■ **Requirement**
Search the material for the string "TRIAL" and copy each line where it occurs.

■ **Data shown**
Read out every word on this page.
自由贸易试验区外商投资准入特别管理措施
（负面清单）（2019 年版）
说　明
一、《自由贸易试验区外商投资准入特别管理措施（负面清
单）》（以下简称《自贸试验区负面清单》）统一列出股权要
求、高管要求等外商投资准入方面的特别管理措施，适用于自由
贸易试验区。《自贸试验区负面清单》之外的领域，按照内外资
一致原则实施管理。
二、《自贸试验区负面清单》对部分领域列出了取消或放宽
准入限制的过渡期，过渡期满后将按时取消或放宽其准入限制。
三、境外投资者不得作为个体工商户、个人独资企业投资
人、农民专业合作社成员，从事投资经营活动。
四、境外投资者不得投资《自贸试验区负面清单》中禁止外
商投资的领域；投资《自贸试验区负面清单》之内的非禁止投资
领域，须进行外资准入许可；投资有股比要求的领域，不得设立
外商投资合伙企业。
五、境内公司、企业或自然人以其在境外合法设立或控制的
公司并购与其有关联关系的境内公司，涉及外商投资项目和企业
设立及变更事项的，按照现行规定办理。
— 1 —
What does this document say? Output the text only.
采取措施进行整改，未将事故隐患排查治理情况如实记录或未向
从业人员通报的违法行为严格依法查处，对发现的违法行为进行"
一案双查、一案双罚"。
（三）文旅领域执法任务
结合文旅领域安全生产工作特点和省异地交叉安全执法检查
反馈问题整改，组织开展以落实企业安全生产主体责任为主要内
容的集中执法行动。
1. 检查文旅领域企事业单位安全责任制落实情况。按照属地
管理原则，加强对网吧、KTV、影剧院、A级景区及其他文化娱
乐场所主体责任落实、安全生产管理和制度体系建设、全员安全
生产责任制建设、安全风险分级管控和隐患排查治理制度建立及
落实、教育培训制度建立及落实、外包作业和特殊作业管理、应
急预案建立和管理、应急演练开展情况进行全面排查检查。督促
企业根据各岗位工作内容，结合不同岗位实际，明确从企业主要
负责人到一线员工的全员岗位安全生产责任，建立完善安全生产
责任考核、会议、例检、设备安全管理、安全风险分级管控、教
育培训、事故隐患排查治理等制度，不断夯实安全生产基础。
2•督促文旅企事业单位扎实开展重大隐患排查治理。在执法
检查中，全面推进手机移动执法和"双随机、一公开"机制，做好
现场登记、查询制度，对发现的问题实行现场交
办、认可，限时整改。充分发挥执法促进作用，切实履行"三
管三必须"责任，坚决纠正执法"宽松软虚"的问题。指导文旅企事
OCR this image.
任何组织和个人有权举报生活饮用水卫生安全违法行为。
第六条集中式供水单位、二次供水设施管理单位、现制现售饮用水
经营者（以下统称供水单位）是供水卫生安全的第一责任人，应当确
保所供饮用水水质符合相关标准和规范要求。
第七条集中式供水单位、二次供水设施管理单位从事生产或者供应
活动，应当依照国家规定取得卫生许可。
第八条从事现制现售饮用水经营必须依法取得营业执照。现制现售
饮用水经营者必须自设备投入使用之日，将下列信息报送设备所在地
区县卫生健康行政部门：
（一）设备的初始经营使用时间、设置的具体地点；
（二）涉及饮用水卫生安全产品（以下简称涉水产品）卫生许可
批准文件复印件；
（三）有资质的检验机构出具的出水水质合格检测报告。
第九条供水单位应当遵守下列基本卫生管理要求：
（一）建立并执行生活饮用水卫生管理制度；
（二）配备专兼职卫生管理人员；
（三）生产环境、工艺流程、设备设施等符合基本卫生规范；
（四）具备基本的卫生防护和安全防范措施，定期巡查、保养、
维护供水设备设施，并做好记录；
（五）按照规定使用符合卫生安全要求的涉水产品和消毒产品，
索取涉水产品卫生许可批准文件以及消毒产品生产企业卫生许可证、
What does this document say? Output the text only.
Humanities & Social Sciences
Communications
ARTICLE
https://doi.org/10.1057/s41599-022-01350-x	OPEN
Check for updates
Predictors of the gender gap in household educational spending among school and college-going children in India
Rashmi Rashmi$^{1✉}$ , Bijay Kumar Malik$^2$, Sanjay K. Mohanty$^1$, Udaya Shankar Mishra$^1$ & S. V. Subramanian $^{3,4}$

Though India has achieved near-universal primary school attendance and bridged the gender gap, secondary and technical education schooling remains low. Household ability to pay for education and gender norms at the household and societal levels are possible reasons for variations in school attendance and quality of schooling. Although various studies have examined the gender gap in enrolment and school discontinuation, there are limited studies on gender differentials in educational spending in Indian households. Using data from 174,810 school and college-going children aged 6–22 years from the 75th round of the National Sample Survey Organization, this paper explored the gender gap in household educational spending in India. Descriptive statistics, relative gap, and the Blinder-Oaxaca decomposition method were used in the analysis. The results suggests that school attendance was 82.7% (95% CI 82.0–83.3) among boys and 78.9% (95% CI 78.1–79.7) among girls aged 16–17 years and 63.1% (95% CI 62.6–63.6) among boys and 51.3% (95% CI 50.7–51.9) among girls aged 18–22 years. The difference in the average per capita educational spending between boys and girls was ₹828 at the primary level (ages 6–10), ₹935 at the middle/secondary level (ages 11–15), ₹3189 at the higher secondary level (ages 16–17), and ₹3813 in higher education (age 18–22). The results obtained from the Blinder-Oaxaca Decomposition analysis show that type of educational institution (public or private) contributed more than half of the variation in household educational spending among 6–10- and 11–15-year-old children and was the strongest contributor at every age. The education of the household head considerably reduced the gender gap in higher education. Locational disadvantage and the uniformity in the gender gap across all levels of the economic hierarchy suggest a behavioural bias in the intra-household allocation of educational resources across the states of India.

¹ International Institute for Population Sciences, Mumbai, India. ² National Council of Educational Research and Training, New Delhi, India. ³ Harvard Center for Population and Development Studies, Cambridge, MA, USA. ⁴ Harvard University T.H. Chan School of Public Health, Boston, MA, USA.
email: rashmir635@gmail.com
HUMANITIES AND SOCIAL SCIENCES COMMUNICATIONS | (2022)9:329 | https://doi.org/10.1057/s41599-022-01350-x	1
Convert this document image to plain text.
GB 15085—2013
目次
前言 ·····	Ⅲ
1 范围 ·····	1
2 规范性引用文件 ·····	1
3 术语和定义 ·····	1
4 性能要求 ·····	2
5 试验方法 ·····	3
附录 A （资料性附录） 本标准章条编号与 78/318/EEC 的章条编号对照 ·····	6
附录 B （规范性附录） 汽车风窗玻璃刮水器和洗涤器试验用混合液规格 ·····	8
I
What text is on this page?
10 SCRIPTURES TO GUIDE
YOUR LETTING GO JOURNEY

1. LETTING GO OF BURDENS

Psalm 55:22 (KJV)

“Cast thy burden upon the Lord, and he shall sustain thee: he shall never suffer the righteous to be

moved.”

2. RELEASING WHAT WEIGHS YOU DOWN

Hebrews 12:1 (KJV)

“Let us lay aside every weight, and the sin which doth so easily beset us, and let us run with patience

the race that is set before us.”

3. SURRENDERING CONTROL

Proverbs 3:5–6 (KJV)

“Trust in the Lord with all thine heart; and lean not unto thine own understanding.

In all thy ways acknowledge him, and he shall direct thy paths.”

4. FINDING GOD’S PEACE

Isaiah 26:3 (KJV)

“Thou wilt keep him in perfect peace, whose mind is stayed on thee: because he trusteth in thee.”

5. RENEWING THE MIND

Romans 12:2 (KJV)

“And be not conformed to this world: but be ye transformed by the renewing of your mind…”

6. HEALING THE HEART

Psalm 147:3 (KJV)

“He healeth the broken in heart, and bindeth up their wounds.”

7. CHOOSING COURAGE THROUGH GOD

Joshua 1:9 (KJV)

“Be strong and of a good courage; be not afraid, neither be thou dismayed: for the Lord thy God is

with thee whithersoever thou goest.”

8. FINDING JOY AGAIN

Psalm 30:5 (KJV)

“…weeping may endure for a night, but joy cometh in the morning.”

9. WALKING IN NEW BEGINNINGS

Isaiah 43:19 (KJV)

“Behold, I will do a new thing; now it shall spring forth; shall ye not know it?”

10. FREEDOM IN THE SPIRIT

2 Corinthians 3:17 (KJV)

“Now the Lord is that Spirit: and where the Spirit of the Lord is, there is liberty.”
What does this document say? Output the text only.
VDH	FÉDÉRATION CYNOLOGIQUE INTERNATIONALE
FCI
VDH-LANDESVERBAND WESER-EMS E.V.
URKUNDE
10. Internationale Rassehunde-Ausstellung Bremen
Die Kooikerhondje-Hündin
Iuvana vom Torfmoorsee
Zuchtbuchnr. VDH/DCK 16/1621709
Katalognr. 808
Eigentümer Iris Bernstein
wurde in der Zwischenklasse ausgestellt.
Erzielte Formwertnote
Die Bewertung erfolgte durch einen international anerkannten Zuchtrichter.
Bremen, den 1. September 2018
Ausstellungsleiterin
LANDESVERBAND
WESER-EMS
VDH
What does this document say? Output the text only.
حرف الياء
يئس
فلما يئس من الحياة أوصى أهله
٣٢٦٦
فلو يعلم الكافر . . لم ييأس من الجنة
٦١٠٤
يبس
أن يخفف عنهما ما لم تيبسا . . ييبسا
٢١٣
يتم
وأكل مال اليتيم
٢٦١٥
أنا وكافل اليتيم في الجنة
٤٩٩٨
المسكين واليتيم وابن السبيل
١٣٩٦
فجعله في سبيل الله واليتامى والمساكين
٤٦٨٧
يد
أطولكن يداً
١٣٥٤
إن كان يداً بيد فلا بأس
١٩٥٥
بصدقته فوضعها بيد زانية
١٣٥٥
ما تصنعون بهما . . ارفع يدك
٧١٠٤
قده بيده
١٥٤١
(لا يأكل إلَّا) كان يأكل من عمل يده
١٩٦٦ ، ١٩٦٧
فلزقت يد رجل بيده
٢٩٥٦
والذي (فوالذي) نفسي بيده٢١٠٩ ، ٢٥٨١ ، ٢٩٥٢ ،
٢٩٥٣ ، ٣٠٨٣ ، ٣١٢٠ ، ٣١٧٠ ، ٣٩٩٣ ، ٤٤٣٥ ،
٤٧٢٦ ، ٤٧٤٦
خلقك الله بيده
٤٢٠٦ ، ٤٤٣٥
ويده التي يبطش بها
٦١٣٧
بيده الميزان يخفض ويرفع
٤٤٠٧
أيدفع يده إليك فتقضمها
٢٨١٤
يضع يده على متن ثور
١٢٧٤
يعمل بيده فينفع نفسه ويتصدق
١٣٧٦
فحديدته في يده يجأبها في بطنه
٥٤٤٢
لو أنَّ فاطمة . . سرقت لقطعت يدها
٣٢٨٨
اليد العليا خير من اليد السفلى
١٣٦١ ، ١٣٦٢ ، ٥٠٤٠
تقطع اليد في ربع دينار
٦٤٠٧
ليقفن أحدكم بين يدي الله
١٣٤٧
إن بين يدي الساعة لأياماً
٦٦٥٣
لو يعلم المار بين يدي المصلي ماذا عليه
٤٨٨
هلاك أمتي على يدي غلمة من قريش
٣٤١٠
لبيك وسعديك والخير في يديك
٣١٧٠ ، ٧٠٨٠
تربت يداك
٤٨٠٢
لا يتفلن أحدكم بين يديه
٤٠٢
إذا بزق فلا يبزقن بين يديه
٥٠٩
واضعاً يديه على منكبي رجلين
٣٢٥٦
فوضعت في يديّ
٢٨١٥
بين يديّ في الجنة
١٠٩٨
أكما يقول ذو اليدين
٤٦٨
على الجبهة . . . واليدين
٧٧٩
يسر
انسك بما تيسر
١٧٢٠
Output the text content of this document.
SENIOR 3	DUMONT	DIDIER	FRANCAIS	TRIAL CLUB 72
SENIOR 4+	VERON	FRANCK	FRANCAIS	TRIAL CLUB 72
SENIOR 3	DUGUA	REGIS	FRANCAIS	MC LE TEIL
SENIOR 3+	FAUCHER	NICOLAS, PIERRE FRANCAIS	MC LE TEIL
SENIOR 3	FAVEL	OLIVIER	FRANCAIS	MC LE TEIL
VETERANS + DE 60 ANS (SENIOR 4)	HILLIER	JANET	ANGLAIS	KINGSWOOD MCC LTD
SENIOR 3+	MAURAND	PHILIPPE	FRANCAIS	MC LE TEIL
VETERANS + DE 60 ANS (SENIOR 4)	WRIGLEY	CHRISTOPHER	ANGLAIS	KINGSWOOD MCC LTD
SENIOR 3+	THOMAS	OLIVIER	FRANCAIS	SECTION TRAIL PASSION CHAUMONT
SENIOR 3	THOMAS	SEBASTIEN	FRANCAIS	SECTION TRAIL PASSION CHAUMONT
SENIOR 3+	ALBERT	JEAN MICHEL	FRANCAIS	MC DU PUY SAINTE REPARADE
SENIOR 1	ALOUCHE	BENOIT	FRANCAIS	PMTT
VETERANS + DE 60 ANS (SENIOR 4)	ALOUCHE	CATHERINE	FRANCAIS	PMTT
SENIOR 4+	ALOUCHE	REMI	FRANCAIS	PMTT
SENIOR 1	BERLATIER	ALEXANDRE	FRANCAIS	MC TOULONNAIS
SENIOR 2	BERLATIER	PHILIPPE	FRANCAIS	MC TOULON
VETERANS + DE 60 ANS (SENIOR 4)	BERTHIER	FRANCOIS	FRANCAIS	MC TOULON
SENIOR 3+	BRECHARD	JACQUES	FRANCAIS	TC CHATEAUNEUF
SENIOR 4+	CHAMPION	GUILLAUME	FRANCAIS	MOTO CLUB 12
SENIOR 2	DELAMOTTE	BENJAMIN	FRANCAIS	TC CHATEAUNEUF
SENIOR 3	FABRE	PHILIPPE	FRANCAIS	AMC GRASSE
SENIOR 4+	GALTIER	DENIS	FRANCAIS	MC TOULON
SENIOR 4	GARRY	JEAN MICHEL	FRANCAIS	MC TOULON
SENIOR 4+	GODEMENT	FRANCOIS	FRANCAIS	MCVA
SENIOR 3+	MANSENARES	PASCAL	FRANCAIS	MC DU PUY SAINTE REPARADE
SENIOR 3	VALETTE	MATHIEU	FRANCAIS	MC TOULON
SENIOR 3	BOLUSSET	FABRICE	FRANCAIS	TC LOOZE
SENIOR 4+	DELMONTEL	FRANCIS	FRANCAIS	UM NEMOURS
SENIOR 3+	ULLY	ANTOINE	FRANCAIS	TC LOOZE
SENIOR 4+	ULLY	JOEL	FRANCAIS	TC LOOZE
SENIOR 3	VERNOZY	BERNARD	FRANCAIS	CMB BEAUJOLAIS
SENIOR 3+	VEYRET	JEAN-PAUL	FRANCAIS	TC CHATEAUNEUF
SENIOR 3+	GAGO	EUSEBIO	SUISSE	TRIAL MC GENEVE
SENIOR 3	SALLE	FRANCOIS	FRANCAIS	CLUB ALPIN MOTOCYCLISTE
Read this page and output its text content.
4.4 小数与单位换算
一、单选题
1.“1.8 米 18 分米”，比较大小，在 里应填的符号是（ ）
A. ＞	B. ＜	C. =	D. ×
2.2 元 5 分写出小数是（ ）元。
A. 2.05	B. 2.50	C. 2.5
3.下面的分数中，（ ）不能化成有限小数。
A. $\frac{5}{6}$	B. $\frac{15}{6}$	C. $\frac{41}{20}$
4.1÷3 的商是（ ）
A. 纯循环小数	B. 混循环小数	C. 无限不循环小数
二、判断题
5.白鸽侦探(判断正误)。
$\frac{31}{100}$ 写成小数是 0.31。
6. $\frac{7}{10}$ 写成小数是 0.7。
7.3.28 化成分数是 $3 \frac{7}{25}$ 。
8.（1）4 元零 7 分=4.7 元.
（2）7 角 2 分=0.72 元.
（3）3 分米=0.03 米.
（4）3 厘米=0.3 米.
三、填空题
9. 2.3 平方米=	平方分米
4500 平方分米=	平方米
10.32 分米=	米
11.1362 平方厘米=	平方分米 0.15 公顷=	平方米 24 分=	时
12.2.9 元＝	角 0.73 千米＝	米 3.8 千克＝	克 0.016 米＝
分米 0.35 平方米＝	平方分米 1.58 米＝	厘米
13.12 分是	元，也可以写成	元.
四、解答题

■ **Written response**
SENIOR 3	DUMONT	DIDIER	FRANCAIS	TRIAL CLUB 72
SENIOR 4+	VERON	FRANCK	FRANCAIS	TRIAL CLUB 72
SENIOR 3+	GAGO	EUSEBIO	SUISSE	TRIAL MC GENEVE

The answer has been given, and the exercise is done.